§ Written exercise
Please reproduce the data below, replacing each "drag-handle-icon" with "grip-icon" and leaving everything else unchanged.

§ Record excerpts

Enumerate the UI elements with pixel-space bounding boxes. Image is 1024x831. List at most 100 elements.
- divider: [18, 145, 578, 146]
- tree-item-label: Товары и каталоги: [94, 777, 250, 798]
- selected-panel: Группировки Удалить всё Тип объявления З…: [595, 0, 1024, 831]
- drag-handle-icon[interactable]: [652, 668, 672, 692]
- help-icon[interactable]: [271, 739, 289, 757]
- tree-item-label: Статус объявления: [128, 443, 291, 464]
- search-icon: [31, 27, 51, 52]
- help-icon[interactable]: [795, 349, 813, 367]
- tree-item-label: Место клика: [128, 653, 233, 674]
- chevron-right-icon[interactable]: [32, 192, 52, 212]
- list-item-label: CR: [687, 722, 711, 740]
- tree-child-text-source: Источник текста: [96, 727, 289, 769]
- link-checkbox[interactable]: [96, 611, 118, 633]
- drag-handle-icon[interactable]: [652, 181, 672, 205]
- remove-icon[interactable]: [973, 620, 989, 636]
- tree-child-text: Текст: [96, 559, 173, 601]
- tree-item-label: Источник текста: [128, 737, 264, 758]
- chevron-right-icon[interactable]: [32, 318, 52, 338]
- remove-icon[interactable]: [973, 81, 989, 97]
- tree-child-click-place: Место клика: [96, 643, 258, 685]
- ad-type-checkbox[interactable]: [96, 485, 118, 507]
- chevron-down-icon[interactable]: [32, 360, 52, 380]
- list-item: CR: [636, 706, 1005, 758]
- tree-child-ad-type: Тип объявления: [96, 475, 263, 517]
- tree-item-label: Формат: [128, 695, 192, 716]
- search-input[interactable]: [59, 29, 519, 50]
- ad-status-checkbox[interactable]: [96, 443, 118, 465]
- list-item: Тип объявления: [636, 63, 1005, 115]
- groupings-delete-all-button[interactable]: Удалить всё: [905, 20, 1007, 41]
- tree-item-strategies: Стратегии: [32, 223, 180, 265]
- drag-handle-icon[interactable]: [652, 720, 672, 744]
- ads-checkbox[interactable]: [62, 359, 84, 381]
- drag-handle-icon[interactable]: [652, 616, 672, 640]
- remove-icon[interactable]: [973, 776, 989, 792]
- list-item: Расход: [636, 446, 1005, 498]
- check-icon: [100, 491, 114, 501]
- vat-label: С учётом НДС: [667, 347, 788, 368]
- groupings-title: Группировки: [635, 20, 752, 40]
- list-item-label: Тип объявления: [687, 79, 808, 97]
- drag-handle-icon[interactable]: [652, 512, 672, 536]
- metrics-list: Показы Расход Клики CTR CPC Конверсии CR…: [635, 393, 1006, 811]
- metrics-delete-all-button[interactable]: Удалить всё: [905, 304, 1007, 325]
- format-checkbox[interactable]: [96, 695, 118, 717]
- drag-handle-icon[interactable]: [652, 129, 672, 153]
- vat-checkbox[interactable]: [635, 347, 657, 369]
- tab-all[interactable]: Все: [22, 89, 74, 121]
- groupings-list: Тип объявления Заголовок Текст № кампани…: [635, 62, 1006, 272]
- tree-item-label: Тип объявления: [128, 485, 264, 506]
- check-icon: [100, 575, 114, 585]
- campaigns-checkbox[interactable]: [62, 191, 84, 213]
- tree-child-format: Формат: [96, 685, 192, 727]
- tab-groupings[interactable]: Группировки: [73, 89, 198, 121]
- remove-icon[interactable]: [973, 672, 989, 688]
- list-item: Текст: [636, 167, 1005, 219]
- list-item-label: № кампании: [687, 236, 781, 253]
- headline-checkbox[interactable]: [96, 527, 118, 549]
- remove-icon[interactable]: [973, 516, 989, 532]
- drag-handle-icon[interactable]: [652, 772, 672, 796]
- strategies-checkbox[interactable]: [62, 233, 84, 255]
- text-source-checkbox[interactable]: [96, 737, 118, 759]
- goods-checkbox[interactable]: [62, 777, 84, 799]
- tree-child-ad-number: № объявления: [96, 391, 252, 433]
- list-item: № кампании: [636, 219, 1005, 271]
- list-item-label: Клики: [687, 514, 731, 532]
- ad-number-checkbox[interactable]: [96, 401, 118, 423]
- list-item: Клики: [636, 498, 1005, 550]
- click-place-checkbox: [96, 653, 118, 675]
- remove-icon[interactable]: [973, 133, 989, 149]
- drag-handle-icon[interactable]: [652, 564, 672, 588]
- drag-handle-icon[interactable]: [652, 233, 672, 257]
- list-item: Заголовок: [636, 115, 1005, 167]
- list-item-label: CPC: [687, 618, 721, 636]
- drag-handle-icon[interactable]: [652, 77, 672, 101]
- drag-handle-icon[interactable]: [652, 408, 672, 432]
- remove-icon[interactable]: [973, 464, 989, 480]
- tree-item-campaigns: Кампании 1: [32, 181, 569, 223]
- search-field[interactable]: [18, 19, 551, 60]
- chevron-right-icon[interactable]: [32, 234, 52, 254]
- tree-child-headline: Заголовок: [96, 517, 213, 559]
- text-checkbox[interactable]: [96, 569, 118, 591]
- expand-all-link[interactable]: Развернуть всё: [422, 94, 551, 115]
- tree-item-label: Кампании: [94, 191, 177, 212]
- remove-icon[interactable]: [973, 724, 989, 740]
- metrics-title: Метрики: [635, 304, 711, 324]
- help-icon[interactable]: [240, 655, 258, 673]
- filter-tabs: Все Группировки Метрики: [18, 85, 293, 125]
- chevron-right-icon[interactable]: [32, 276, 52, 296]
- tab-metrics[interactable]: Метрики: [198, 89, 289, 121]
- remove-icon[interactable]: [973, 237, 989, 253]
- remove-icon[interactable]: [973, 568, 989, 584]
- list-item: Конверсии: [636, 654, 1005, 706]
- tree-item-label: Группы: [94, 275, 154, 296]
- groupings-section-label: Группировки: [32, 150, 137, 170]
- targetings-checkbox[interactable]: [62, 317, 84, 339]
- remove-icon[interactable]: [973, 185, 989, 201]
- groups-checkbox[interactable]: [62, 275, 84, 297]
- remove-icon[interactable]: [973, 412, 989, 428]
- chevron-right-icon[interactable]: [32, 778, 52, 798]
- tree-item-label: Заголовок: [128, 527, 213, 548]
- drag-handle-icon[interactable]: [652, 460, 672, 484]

§ Written answer
Enumerate the UI elements with pixel-space bounding boxes. Image is 1024x831. List at most 100 elements.
- divider: [18, 145, 578, 146]
- tree-item-label: Товары и каталоги: [94, 777, 250, 798]
- selected-panel: Группировки Удалить всё Тип объявления З…: [595, 0, 1024, 831]
- grip-icon[interactable]: [652, 668, 672, 692]
- help-icon[interactable]: [271, 739, 289, 757]
- tree-item-label: Статус объявления: [128, 443, 291, 464]
- search-icon: [31, 27, 51, 52]
- help-icon[interactable]: [795, 349, 813, 367]
- tree-item-label: Место клика: [128, 653, 233, 674]
- chevron-right-icon[interactable]: [32, 192, 52, 212]
- list-item-label: CR: [687, 722, 711, 740]
- tree-child-text-source: Источник текста: [96, 727, 289, 769]
- link-checkbox[interactable]: [96, 611, 118, 633]
- grip-icon[interactable]: [652, 181, 672, 205]
- remove-icon[interactable]: [973, 620, 989, 636]
- tree-child-text: Текст: [96, 559, 173, 601]
- tree-item-label: Источник текста: [128, 737, 264, 758]
- chevron-right-icon[interactable]: [32, 318, 52, 338]
- remove-icon[interactable]: [973, 81, 989, 97]
- tree-child-click-place: Место клика: [96, 643, 258, 685]
- ad-type-checkbox[interactable]: [96, 485, 118, 507]
- chevron-down-icon[interactable]: [32, 360, 52, 380]
- list-item: CR: [636, 706, 1005, 758]
- tree-child-ad-type: Тип объявления: [96, 475, 263, 517]
- tree-item-label: Формат: [128, 695, 192, 716]
- search-input[interactable]: [59, 29, 519, 50]
- ad-status-checkbox[interactable]: [96, 443, 118, 465]
- list-item: Тип объявления: [636, 63, 1005, 115]
- groupings-delete-all-button[interactable]: Удалить всё: [905, 20, 1007, 41]
- tree-item-strategies: Стратегии: [32, 223, 180, 265]
- grip-icon[interactable]: [652, 720, 672, 744]
- ads-checkbox[interactable]: [62, 359, 84, 381]
- grip-icon[interactable]: [652, 616, 672, 640]
- remove-icon[interactable]: [973, 776, 989, 792]
- list-item: Расход: [636, 446, 1005, 498]
- check-icon: [100, 491, 114, 501]
- vat-label: С учётом НДС: [667, 347, 788, 368]
- groupings-title: Группировки: [635, 20, 752, 40]
- list-item-label: Тип объявления: [687, 79, 808, 97]
- grip-icon[interactable]: [652, 512, 672, 536]
- metrics-list: Показы Расход Клики CTR CPC Конверсии CR…: [635, 393, 1006, 811]
- metrics-delete-all-button[interactable]: Удалить всё: [905, 304, 1007, 325]
- format-checkbox[interactable]: [96, 695, 118, 717]
- grip-icon[interactable]: [652, 129, 672, 153]
- vat-checkbox[interactable]: [635, 347, 657, 369]
- tab-all[interactable]: Все: [22, 89, 74, 121]
- groupings-list: Тип объявления Заголовок Текст № кампани…: [635, 62, 1006, 272]
- tree-item-label: Тип объявления: [128, 485, 264, 506]
- check-icon: [100, 575, 114, 585]
- campaigns-checkbox[interactable]: [62, 191, 84, 213]
- tree-child-format: Формат: [96, 685, 192, 727]
- tab-groupings[interactable]: Группировки: [73, 89, 198, 121]
- remove-icon[interactable]: [973, 672, 989, 688]
- list-item: Текст: [636, 167, 1005, 219]
- list-item-label: № кампании: [687, 236, 781, 253]
- headline-checkbox[interactable]: [96, 527, 118, 549]
- remove-icon[interactable]: [973, 516, 989, 532]
- grip-icon[interactable]: [652, 772, 672, 796]
- strategies-checkbox[interactable]: [62, 233, 84, 255]
- text-source-checkbox[interactable]: [96, 737, 118, 759]
- goods-checkbox[interactable]: [62, 777, 84, 799]
- tree-child-ad-number: № объявления: [96, 391, 252, 433]
- list-item: № кампании: [636, 219, 1005, 271]
- list-item-label: Клики: [687, 514, 731, 532]
- ad-number-checkbox[interactable]: [96, 401, 118, 423]
- list-item: Клики: [636, 498, 1005, 550]
- click-place-checkbox: [96, 653, 118, 675]
- remove-icon[interactable]: [973, 133, 989, 149]
- grip-icon[interactable]: [652, 564, 672, 588]
- grip-icon[interactable]: [652, 233, 672, 257]
- list-item: Заголовок: [636, 115, 1005, 167]
- list-item-label: CPC: [687, 618, 721, 636]
- grip-icon[interactable]: [652, 77, 672, 101]
- grip-icon[interactable]: [652, 408, 672, 432]
- remove-icon[interactable]: [973, 464, 989, 480]
- tree-item-campaigns: Кампании 1: [32, 181, 569, 223]
- search-field[interactable]: [18, 19, 551, 60]
- chevron-right-icon[interactable]: [32, 234, 52, 254]
- tree-child-headline: Заголовок: [96, 517, 213, 559]
- text-checkbox[interactable]: [96, 569, 118, 591]
- expand-all-link[interactable]: Развернуть всё: [422, 94, 551, 115]
- tree-item-label: Кампании: [94, 191, 177, 212]
- remove-icon[interactable]: [973, 724, 989, 740]
- metrics-title: Метрики: [635, 304, 711, 324]
- help-icon[interactable]: [240, 655, 258, 673]
- filter-tabs: Все Группировки Метрики: [18, 85, 293, 125]
- chevron-right-icon[interactable]: [32, 276, 52, 296]
- tab-metrics[interactable]: Метрики: [198, 89, 289, 121]
- remove-icon[interactable]: [973, 237, 989, 253]
- remove-icon[interactable]: [973, 568, 989, 584]
- list-item: Конверсии: [636, 654, 1005, 706]
- tree-item-label: Группы: [94, 275, 154, 296]
- groupings-section-label: Группировки: [32, 150, 137, 170]
- targetings-checkbox[interactable]: [62, 317, 84, 339]
- remove-icon[interactable]: [973, 185, 989, 201]
- groups-checkbox[interactable]: [62, 275, 84, 297]
- remove-icon[interactable]: [973, 412, 989, 428]
- chevron-right-icon[interactable]: [32, 778, 52, 798]
- tree-item-label: Заголовок: [128, 527, 213, 548]
- grip-icon[interactable]: [652, 460, 672, 484]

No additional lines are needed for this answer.